- [LIST OF TASKS]
• A. In the dysphagia rehabilitation abstract, within how many days of admission did speech-language-hearing therapists start early rehabilitation?
• B. Retype the dysphagia rehabilitation abstract word for word, starting at "Prog Rehabil Med." and ending at "severe aspiration pneumonia.".
• C. Write the next part of the dysphagia rehabilitation abstract, starting after its final sentence.

Effects of Early Dysphagia Rehabilitation by Speech-language-hearing Therapists on Patients with Severe Aspiration Pneumonia

Link to article at PubMed

Prog Rehabil Med. 2020 Sep 8;5:20200020. doi: 10.2490/prm.20200020. eCollection 2020.

ABSTRACT

OBJECTIVE: To clarify the effect of early dysphagia rehabilitation, early rehabilitation was started within 2 days of admission by speech-language-hearing therapists in patients with severe aspiration pneumonia.

METHODS: The subjects were inpatients with severe aspiration pneumonia (A-DROP≥3) admitted to our hospital between April 2014 and March 2019. We retrospectively investigated patient age, sex, A-DROP score, community-acquired or nursing- and healthcare-associated pneumonia, invasive and noninvasive ventilation, comorbidities, nutritional risk, admission from nursing home, discharge to nursing home, walking ability before admission and at discharge, Food Intake LEVEL Scale (FILS) score at the start of rehabilitation and at discharge, the achievement of oral intake, alternative nutrition in use at discharge, number of days from admission to the start of rehabilitation, and number of days from admission to oral intake. We compared the patient characteristics and rehabilitation outcomes between 159 patients who underwent early dysphagia rehabilitation and 67 patients who underwent later dysphagia rehabilitation. To assess the association between alternative nutrition at discharge and early dysphagia rehabilitation, binominal logistic regression analysis was performed.

- [EXTRACTED DATA]
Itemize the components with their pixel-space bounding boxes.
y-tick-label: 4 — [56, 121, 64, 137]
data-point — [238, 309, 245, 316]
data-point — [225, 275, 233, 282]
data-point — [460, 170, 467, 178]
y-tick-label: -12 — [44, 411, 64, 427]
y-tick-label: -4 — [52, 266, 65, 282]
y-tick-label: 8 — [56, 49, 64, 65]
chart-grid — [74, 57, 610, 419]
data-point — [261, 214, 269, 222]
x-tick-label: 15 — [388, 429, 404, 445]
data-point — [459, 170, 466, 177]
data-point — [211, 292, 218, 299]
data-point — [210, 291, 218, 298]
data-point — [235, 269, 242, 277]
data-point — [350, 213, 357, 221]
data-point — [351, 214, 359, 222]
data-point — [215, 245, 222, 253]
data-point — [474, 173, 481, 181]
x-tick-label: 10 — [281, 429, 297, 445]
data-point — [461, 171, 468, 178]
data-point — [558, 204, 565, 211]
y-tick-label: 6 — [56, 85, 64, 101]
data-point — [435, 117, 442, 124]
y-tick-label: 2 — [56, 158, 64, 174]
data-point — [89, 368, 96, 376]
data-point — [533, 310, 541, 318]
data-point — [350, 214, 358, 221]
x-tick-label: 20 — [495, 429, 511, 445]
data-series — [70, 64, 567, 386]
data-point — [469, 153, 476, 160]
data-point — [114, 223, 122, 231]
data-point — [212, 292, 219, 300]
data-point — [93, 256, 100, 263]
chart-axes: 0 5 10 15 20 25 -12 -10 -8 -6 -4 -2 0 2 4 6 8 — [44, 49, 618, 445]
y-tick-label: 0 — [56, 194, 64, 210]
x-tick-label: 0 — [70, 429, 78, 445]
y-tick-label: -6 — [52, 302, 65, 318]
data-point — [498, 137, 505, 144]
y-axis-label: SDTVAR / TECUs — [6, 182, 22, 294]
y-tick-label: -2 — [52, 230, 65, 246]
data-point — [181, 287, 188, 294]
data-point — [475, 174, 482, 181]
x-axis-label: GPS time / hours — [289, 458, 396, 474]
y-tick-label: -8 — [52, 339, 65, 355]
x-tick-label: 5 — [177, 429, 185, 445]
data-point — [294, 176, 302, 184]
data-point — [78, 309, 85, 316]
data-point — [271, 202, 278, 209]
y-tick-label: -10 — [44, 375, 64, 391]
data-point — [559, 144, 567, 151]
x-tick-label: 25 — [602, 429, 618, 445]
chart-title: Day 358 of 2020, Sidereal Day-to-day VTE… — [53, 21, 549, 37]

- [RESPONSES TO THE EXERCISE]
• A. Within 2 days of admission.

• B.
Prog Rehabil Med. 2020 Sep 8;5:20200020. doi: 10.2490/prm.20200020. eCollection 2020.

ABSTRACT

OBJECTIVE: To clarify the effect of early dysphagia rehabilitation, early rehabilitation was started within 2 days of admission by speech-language-hearing therapists in patients with severe aspiration pneumonia.

• C.
RESULTS: Early dysphagia rehabilitation was significantly associated with shorter hospital stays, fewer discharges to nursing homes, higher likelihood of oral intake, the removal of alternative nutrition at discharge, fewer days from admission to oral intake, and higher FILS scores at discharge. Early dysphagia rehabilitation was significantly associated with no alternative nutrition at discharge in binominal logistic regression analysis (odds ratio 3.26; P <0.01).

CONCLUSIONS: This study suggested that early dysphagia rehabilitation was effective in improving outcomes of severe aspiration pneumonia including the removal of alternative nutrition at discharge.